Data for the task -
--- BEGIN ---
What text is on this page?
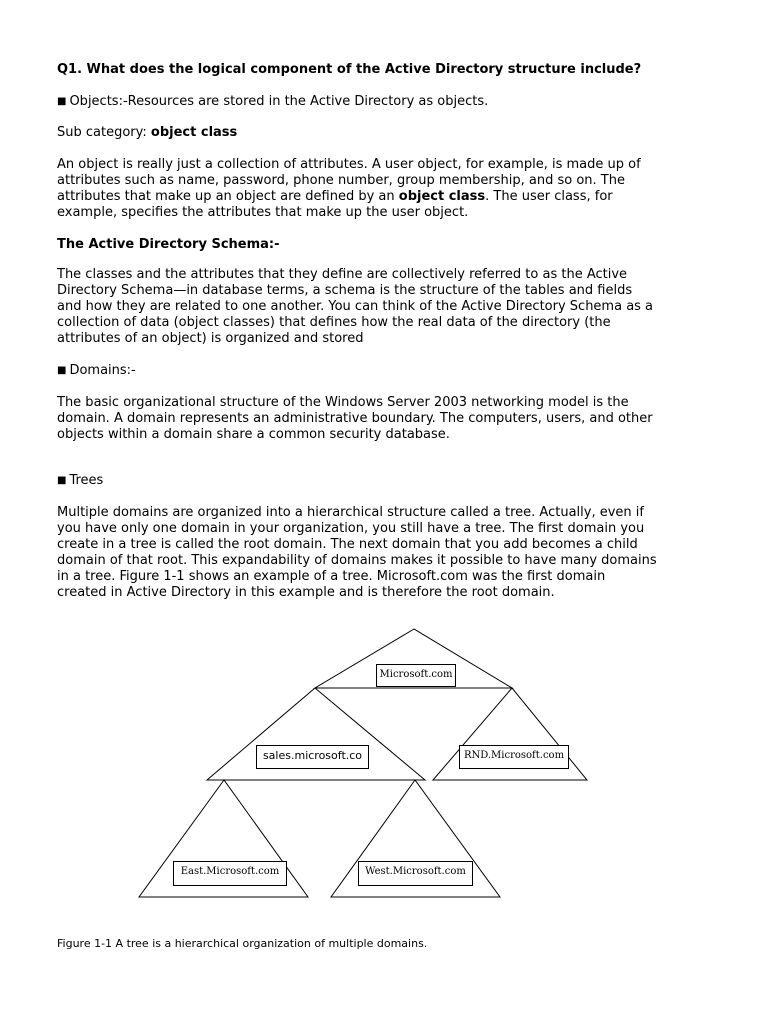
Q1. What does the logical component of the Active Directory structure include?

■ Objects:-Resources are stored in the Active Directory as objects.

Sub category: object class

An object is really just a collection of attributes. A user object, for example, is made up of attributes such as name, password, phone number, group membership, and so on. The attributes that make up an object are defined by an object class. The user class, for example, specifies the attributes that make up the user object.

The Active Directory Schema:-

The classes and the attributes that they define are collectively referred to as the Active Directory Schema—in database terms, a schema is the structure of the tables and fields and how they are related to one another. You can think of the Active Directory Schema as a collection of data (object classes) that defines how the real data of the directory (the attributes of an object) is organized and stored

■ Domains:-

The basic organizational structure of the Windows Server 2003 networking model is the domain. A domain represents an administrative boundary. The computers, users, and other objects within a domain share a common security database.

■ Trees

Multiple domains are organized into a hierarchical structure called a tree. Actually, even if you have only one domain in your organization, you still have a tree. The first domain you create in a tree is called the root domain. The next domain that you add becomes a child domain of that root. This expandability of domains makes it possible to have many domains in a tree. Figure 1-1 shows an example of a tree. Microsoft.com was the first domain created in Active Directory in this example and is therefore the root domain.

Microsoft.com
sales.microsoft.co	RND.Microsoft.com
East.Microsoft.com	West.Microsoft.com
Figure 1-1 A tree is a hierarchical organization of multiple domains.
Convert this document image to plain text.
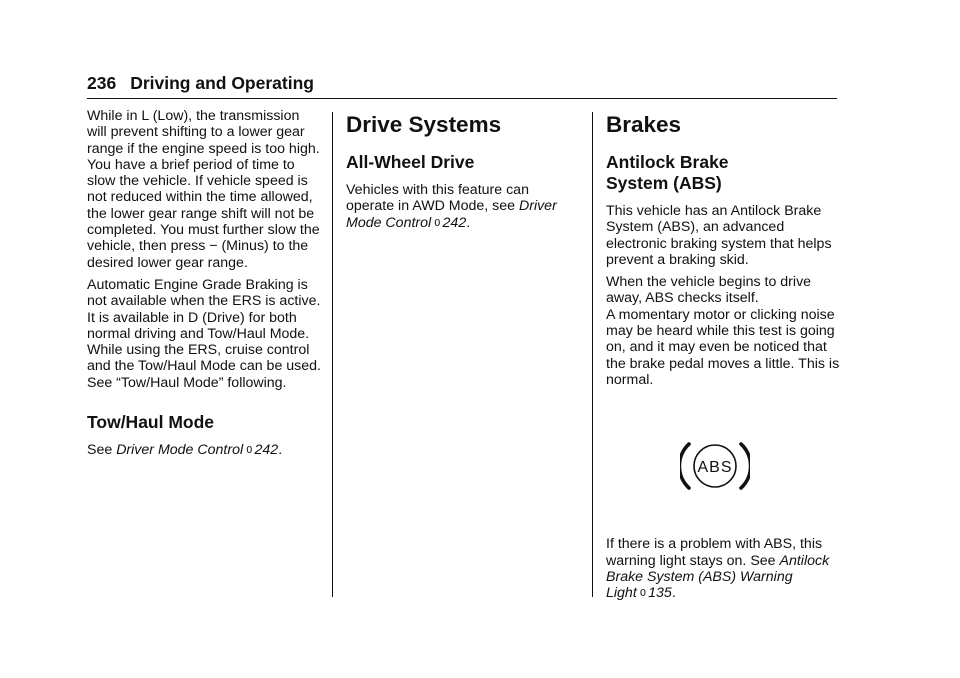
236 Driving and Operating

While in L (Low), the transmission will prevent shifting to a lower gear range if the engine speed is too high. You have a brief period of time to slow the vehicle. If vehicle speed is not reduced within the time allowed, the lower gear range shift will not be completed. You must further slow the vehicle, then press − (Minus) to the desired lower gear range.

Automatic Engine Grade Braking is not available when the ERS is active. It is available in D (Drive) for both normal driving and Tow/Haul Mode. While using the ERS, cruise control and the Tow/Haul Mode can be used. See “Tow/Haul Mode” following.

Tow/Haul Mode

See Driver Mode Control 0 242.

Drive Systems
All-Wheel Drive

Vehicles with this feature can operate in AWD Mode, see Driver Mode Control 0 242.

Brakes
Antilock Brake
System (ABS)

This vehicle has an Antilock Brake System (ABS), an advanced electronic braking system that helps prevent a braking skid.

When the vehicle begins to drive away, ABS checks itself.
A momentary motor or clicking noise may be heard while this test is going on, and it may even be noticed that the brake pedal moves a little. This is normal.

ABS

If there is a problem with ABS, this warning light stays on. See Antilock Brake System (ABS) Warning Light 0 135.
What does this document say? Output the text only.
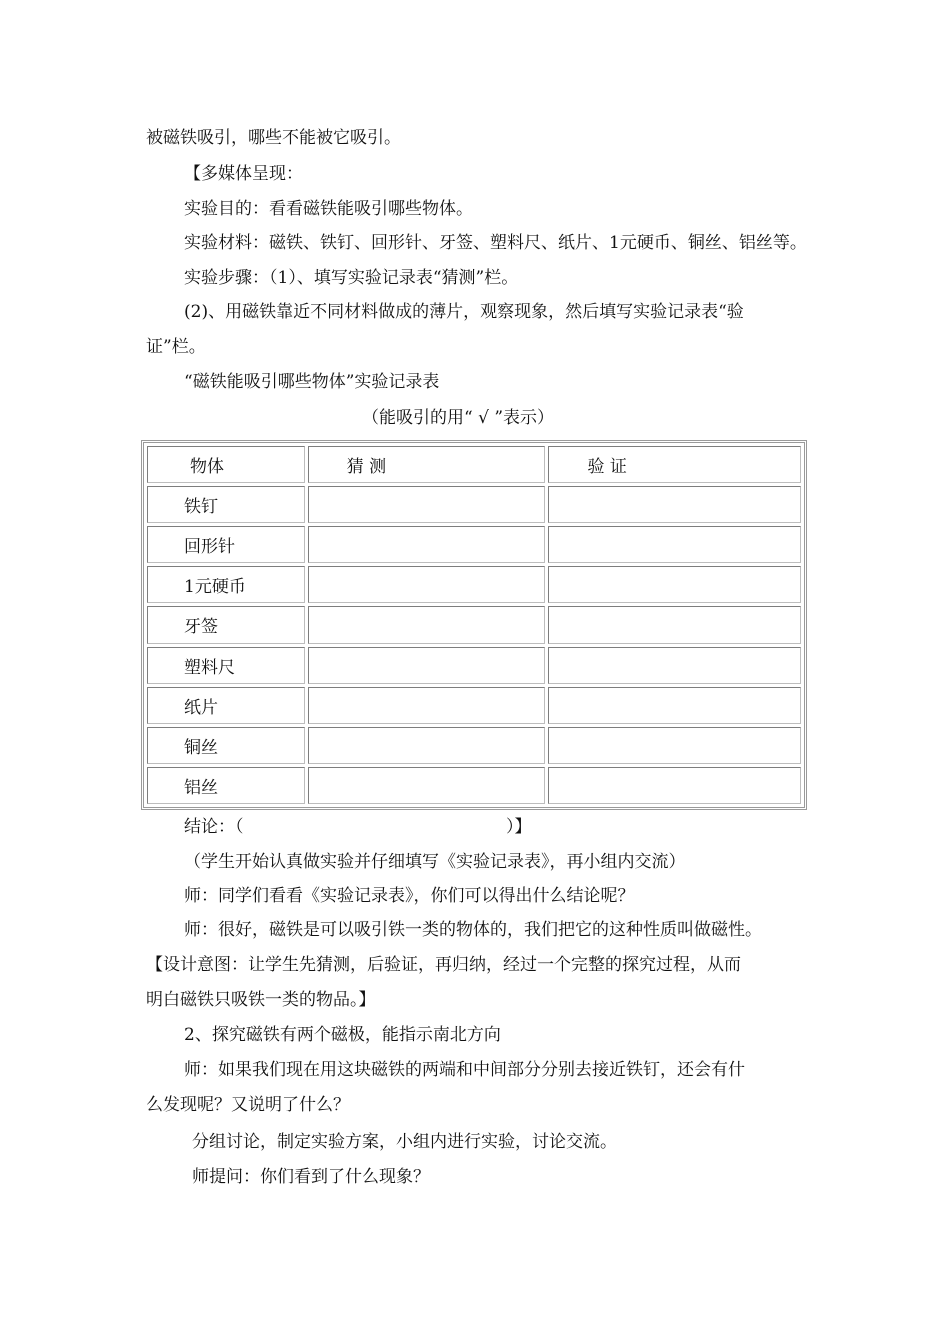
被磁铁吸引，哪些不能被它吸引。
【多媒体呈现：
实验目的：看看磁铁能吸引哪些物体。
实验材料：磁铁、铁钉、回形针、牙签、塑料尺、纸片、1元硬币、铜丝、铝丝等。
实验步骤：（1）、填写实验记录表“猜测”栏。
(2)、用磁铁靠近不同材料做成的薄片，观察现象，然后填写实验记录表“验
证”栏。
“磁铁能吸引哪些物体”实验记录表
（能吸引的用“ √ ”表示）
物体	猜 测	验 证
铁钉		
回形针		
1元硬币		
牙签		
塑料尺		
纸片		
铜丝		
铝丝		
结论：（	）】
（学生开始认真做实验并仔细填写《实验记录表》，再小组内交流）
师：同学们看看《实验记录表》，你们可以得出什么结论呢？
师：很好，磁铁是可以吸引铁一类的物体的，我们把它的这种性质叫做磁性。
【设计意图：让学生先猜测，后验证，再归纳，经过一个完整的探究过程，从而
明白磁铁只吸铁一类的物品。】
2、探究磁铁有两个磁极，能指示南北方向
师：如果我们现在用这块磁铁的两端和中间部分分别去接近铁钉，还会有什
么发现呢？又说明了什么？
分组讨论，制定实验方案，小组内进行实验，讨论交流。
师提问：你们看到了什么现象？
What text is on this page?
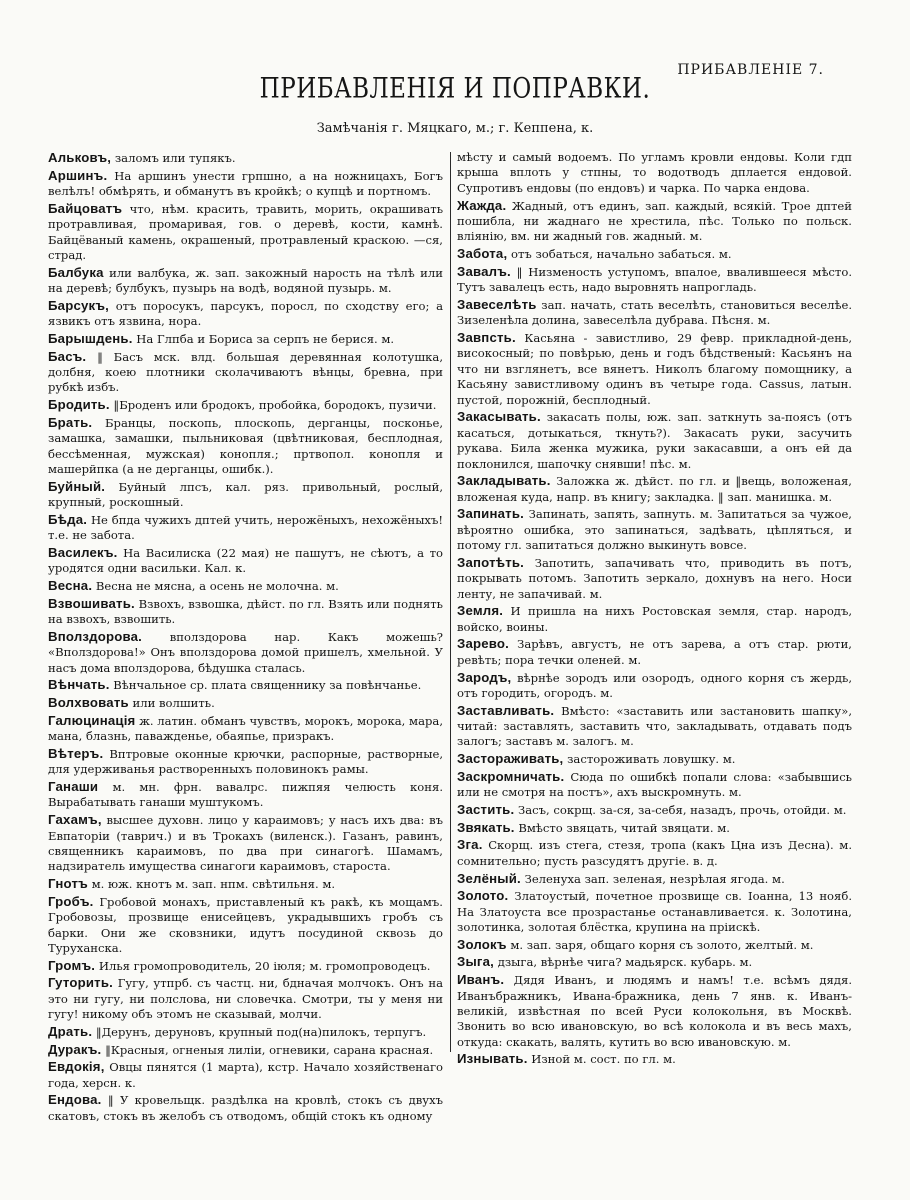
ПРИБАВЛЕНIЕ 7.
ПРИБАВЛЕНIЯ И ПОПРАВКИ.
Замѣчанiя г. Мяцкаго, м.; г. Кеппена, к.

Альковъ, заломъ или тупякъ.

Аршинъ. На аршинъ унести грпшно, а на ножницахъ, Богъ велѣлъ! обмѣрять, и обманутъ въ кройкѣ; о купцѣ и портномъ.

Байцоватъ что, нѣм. красить, травить, морить, окрашивать протравливая, промаривая, гов. о деревѣ, кости, камнѣ. Байцёваный камень, окрашеный, протравленый краскою. —ся, страд.

Балбука или валбука, ж. зап. закожный нарость на тѣлѣ или на деревѣ; булбукъ, пузырь на водѣ, водяной пузырь. м.

Барсукъ, отъ поросукъ, парсукъ, поросл, по сходству его; а язвикъ отъ язвина, нора.

Барышдень. На Глпба и Бориса за серпъ не берися. м.

Басъ. ‖ Басъ мск. влд. большая деревянная колотушка, долбня, коею плотники сколачиваютъ вѣнцы, бревна, при рубкѣ избъ.

Бродить. ‖Броденъ или бродокъ, пробойка, бородокъ, пузичи.

Брать. Бранцы, поскопь, плоскопь, дерганцы, посконье, замашка, замашки, пыльниковая (цвѣтниковая, бесплодная, бессѣменная, мужская) конопля.; пртвопол. конопля и машерйпка (а не дерганцы, ошибк.).

Буйный. Буйный лпсъ, кал. ряз. привольный, рослый, крупный, роскошный.

Бѣда. Не бпда чужихъ дптей учить, нерожёныхъ, нехожёныхъ! т.е. не забота.

Василекъ. На Василиска (22 мая) не пашутъ, не сѣютъ, а то уродятся одни васильки. Кал. к.

Весна. Весна не мясна, а осень не молочна. м.

Взвошивать. Взвохъ, взвошка, дѣйст. по гл. Взять или поднять на взвохъ, взвошить.

Вполздорова. вполздорова нар. Какъ можешь? «Вполздорова!» Онъ вполздорова домой пришелъ, хмельной. У насъ дома вполздорова, бѣдушка сталась.

Вѣнчать. Вѣнчальное ср. плата священнику за повѣнчанье.

Волхвовать или волшить.

Галюцинацiя ж. латин. обманъ чувствъ, морокъ, морока, мара, мана, блазнь, паважденье, обаяпье, призракъ.

Вѣтеръ. Вптровые оконные крючки, распорные, растворные, для удерживанья растворенныхъ половинокъ рамы.

Ганаши м. мн. фрн. вавалрс. пижпяя челюсть коня. Вырабатывать ганаши муштукомъ.

Гахамъ, высшее духовн. лицо у караимовъ; у насъ ихъ два: въ Евпаторiи (таврич.) и въ Трокахъ (виленск.). Газанъ, равинъ, священникъ караимовъ, по два при синагогѣ. Шамамъ, надзиратель имущества синагоги караимовъ, староста.

Гнотъ м. юж. кнотъ м. зап. нпм. свѣтильня. м.

Гробъ. Гробовой монахъ, приставленый къ ракѣ, къ мощамъ. Гробовозы, прозвище енисейцевъ, украдывшихъ гробъ съ барки. Они же сковзники, идутъ посудиной сквозь до Туруханска.

Громъ. Илья громопроводитель, 20 iюля; м. громопроводецъ.

Гуторить. Гугу, утпрб. съ частц. ни, бдначая молчокъ. Онъ на это ни гугу, ни полслова, ни словечка. Смотри, ты у меня ни гугу! никому объ этомъ не сказывай, молчи.

Драть. ‖Дерунъ, деруновъ, крупный под(на)пилокъ, терпугъ.

Дуракъ. ‖Красныя, огненыя лилiи, огневики, сарана красная.

Евдокiя, Овцы пянятся (1 марта), кстр. Начало хозяйственаго года, херсн. к.

Ендова. ‖ У кровельщк. раздѣлка на кровлѣ, стокъ съ двухъ скатовъ, стокъ въ желобъ съ отводомъ, общiй стокъ къ одному

мѣсту и самый водоемъ. По угламъ кровли ендовы. Коли гдп крыша вплоть у стпны, то водотводъ дплается ендовой. Супротивъ ендовы (по ендовъ) и чарка. По чарка ендова.

Жажда. Жадный, отъ единъ, зап. каждый, всякiй. Трое дптей пошибла, ни жаднаго не хрестила, пѣс. Только по польск. влiянiю, вм. ни жадный гов. жадный. м.

Забота, отъ зобаться, начально забаться. м.

Завалъ. ‖ Низменость уступомъ, впалое, ввалившееся мѣсто. Тутъ завалецъ есть, надо выровнять напрогладь.

Завеселѣть зап. начать, стать веселѣть, становиться веселѣе. Зизеленѣла долина, завеселѣла дубрава. Пѣсня. м.

Завпсть. Касьяна - завистливо, 29 февр. прикладной-день, високосный; по повѣрью, день и годъ бѣдственый: Касьянъ на что ни взглянетъ, все вянетъ. Николъ благому помощнику, а Касьяну завистливому одинъ въ четыре года. Cassus, латын. пустой, порожнiй, бесплодный.

Закасывать. закасать полы, юж. зап. заткнуть за-поясъ (отъ касаться, дотыкаться, ткнуть?). Закасать руки, засучить рукава. Била женка мужика, руки закасавши, а онъ ей да поклонился, шапочку снявши! пѣс. м.

Закладывать. Заложка ж. дѣйст. по гл. и ‖вещь, воложеная, вложеная куда, напр. въ книгу; закладка. ‖ зап. манишка. м.

Запинать. Запинать, запять, запнуть. м. Запитаться за чужое, вѣроятно ошибка, это запинаться, задѣвать, цѣпляться, и потому гл. запитаться должно выкинуть вовсе.

Запотѣть. Запотить, запачивать что, приводить въ потъ, покрывать потомъ. Запотить зеркало, дохнувъ на него. Носи ленту, не запачивай. м.

Земля. И пришла на нихъ Ростовская земля, стар. народъ, войско, воины.

Зарево. Зарѣвъ, августъ, не отъ зарева, а отъ стар. рюти, ревѣть; пора течки оленей. м.

Зародъ, вѣрнѣе зородъ или озородъ, одного корня съ жердь, отъ городить, огородъ. м.

Заставливать. Вмѣсто: «заставить или застановить шапку», читай: заставлять, заставить что, закладывать, отдавать подъ залогъ; заставъ м. залогъ. м.

Застораживать, застороживать ловушку. м.

Заскромничать. Сюда по ошибкѣ попали слова: «забывшись или не смотря на постъ», ахъ выскромнуть. м.

Застить. Засъ, сокрщ. за-ся, за-себя, назадъ, прочь, отойди. м.

Звякать. Вмѣсто звяцать, читай звяцати. м.

Зга. Скорщ. изъ стега, стезя, тропа (какъ Цна изъ Десна). м. сомнительно; пусть разсудятъ другiе. в. д.

Зелёный. Зеленуха зап. зеленая, незрѣлая ягода. м.

Золото. Златоустый, почетное прозвище св. Iоанна, 13 нояб. На Златоуста все прозрастанье останавливается. к. Золотина, золотинка, золотая блёстка, крупина на прiискѣ.

Золокъ м. зап. заря, общаго корня съ золото, желтый. м.

Зыга, дзыга, вѣрнѣе чига? мадьярск. кубарь. м.

Иванъ. Дядя Иванъ, и людямъ и намъ! т.е. всѣмъ дядя. Иванъбражникъ, Ивана-бражника, день 7 янв. к. Иванъ-великiй, извѣстная по всей Руси колокольня, въ Москвѣ. Звонить во всю ивановскую, во всѣ колокола и въ весь махъ, откуда: скакать, валять, кутить во всю ивановскую. м.

Изнывать. Изной м. сост. по гл. м.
--- END ---
Every line of the records that includes the word "Antilock" should be gathered.

Task response -
Antilock Brake
This vehicle has an Antilock Brake System (ABS), an advanced electronic braking system that helps prevent a braking skid.
If there is a problem with ABS, this warning light stays on. See Antilock Brake System (ABS) Warning Light 0 135.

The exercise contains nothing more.